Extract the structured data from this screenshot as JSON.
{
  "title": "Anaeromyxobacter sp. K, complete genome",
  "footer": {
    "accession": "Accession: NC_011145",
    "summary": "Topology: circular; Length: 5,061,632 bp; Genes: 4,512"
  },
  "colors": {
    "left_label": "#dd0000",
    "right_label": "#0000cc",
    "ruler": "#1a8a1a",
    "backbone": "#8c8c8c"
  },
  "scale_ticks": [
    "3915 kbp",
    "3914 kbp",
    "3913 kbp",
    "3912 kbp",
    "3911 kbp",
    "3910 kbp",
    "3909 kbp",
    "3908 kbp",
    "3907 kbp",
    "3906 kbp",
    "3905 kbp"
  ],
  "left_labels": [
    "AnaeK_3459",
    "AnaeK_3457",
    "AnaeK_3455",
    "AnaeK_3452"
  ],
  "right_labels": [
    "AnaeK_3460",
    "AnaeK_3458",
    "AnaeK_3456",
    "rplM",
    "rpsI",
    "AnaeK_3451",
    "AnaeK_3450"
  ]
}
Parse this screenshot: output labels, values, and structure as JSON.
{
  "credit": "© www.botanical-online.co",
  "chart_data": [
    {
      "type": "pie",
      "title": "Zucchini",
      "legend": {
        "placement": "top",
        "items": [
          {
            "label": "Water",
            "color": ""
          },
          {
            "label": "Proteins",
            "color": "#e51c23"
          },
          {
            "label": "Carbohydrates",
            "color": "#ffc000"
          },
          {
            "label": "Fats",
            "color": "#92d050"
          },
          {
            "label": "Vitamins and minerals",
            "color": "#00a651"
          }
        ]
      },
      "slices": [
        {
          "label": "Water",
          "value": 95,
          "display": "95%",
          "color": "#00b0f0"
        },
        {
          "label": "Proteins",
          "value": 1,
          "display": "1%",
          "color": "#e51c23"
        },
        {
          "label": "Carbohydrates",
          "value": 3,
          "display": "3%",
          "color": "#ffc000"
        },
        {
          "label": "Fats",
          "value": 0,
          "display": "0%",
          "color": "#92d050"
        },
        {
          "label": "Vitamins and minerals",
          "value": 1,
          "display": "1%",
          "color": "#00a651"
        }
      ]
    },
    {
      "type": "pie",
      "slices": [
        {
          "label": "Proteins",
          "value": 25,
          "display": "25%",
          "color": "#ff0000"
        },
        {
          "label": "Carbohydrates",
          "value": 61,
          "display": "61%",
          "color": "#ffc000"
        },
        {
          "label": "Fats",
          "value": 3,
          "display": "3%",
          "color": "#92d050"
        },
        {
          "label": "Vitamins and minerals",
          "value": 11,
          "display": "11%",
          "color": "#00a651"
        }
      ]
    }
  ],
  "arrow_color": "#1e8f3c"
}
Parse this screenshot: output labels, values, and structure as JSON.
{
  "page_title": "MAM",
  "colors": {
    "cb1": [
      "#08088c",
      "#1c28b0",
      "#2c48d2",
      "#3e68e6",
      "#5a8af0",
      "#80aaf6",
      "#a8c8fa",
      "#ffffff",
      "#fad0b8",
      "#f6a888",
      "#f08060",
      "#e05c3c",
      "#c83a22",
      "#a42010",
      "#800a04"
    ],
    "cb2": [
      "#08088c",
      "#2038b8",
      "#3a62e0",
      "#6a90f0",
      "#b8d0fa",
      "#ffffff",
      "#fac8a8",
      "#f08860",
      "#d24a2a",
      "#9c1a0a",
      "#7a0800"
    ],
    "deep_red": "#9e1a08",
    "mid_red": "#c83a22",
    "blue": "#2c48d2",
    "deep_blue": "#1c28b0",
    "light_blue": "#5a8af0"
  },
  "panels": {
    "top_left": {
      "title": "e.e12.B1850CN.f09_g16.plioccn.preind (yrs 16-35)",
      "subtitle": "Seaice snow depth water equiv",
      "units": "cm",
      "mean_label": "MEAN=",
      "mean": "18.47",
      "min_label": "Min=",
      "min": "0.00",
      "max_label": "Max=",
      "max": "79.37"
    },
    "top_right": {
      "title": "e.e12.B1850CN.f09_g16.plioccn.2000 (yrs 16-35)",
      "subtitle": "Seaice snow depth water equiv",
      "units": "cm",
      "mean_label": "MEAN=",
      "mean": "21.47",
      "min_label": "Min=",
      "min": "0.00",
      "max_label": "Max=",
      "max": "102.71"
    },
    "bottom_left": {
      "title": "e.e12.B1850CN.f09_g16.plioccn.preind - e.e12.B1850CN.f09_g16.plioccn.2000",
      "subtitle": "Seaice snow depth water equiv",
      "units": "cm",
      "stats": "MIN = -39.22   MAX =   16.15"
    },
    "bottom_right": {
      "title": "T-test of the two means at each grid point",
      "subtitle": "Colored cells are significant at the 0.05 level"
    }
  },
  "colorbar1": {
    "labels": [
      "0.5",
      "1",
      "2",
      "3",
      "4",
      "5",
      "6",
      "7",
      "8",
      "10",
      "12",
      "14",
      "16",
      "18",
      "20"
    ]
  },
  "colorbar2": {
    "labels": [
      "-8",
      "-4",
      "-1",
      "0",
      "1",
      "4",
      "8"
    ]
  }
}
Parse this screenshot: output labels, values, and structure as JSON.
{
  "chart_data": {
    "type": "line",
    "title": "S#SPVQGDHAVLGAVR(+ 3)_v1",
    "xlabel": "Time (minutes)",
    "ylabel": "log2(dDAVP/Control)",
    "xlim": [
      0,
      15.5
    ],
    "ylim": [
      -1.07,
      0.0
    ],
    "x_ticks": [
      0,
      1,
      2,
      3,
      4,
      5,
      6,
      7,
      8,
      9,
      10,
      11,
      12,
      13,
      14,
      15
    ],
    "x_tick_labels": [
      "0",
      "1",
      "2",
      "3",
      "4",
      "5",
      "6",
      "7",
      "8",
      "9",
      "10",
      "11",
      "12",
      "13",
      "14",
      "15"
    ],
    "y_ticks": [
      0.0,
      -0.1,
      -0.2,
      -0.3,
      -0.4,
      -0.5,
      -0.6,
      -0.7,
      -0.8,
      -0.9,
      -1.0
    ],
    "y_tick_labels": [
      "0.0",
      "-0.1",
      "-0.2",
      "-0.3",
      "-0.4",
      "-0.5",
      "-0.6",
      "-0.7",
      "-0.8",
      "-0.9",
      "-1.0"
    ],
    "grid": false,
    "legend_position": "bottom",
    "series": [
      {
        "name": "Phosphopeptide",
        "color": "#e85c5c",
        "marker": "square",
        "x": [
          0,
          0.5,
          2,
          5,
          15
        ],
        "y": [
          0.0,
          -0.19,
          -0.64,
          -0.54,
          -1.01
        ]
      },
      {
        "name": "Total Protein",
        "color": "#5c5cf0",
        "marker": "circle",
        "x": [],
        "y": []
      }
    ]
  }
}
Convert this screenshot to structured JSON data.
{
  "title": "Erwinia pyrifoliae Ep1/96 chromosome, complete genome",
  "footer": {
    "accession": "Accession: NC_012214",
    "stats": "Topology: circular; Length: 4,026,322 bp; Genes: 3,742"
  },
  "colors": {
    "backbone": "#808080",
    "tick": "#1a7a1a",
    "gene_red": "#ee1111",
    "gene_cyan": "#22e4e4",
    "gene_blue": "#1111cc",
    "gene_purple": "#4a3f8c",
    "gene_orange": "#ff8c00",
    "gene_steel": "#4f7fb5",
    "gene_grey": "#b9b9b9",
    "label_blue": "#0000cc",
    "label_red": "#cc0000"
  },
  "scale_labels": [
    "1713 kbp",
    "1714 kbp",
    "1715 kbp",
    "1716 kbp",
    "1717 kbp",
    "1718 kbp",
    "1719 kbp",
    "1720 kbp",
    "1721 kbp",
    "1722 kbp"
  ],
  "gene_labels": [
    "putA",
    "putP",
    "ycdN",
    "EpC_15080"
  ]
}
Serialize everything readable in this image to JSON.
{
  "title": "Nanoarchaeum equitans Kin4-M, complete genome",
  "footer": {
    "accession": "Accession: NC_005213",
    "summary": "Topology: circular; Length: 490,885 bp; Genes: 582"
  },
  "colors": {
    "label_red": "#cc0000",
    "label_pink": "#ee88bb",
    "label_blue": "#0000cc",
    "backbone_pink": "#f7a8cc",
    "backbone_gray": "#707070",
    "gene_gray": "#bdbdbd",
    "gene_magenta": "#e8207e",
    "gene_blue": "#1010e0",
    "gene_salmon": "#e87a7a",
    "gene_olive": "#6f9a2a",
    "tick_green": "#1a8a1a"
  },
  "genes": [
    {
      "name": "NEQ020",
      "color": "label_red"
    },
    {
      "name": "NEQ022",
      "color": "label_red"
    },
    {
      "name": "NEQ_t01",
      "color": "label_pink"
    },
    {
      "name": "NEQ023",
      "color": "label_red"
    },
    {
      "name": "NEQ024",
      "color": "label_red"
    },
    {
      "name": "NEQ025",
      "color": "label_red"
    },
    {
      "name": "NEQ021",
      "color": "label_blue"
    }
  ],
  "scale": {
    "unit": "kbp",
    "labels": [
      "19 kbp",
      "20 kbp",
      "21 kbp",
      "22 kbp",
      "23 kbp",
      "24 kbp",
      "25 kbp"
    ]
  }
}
_ _ _ _ _
Print nothing except the lines from the line containing "Serialize everything readable" to the end of the listing, exactly as written.

**Answer for the task**:
Serialize everything readable in this image to JSON.
{
  "title": "Nanoarchaeum equitans Kin4-M, complete genome",
  "footer": {
    "accession": "Accession: NC_005213",
    "summary": "Topology: circular; Length: 490,885 bp; Genes: 582"
  },
  "colors": {
    "label_red": "#cc0000",
    "label_pink": "#ee88bb",
    "label_blue": "#0000cc",
    "backbone_pink": "#f7a8cc",
    "backbone_gray": "#707070",
    "gene_gray": "#bdbdbd",
    "gene_magenta": "#e8207e",
    "gene_blue": "#1010e0",
    "gene_salmon": "#e87a7a",
    "gene_olive": "#6f9a2a",
    "tick_green": "#1a8a1a"
  },
  "genes": [
    {
      "name": "NEQ020",
      "color": "label_red"
    },
    {
      "name": "NEQ022",
      "color": "label_red"
    },
    {
      "name": "NEQ_t01",
      "color": "label_pink"
    },
    {
      "name": "NEQ023",
      "color": "label_red"
    },
    {
      "name": "NEQ024",
      "color": "label_red"
    },
    {
      "name": "NEQ025",
      "color": "label_red"
    },
    {
      "name": "NEQ021",
      "color": "label_blue"
    }
  ],
  "scale": {
    "unit": "kbp",
    "labels": [
      "19 kbp",
      "20 kbp",
      "21 kbp",
      "22 kbp",
      "23 kbp",
      "24 kbp",
      "25 kbp"
    ]
  }
}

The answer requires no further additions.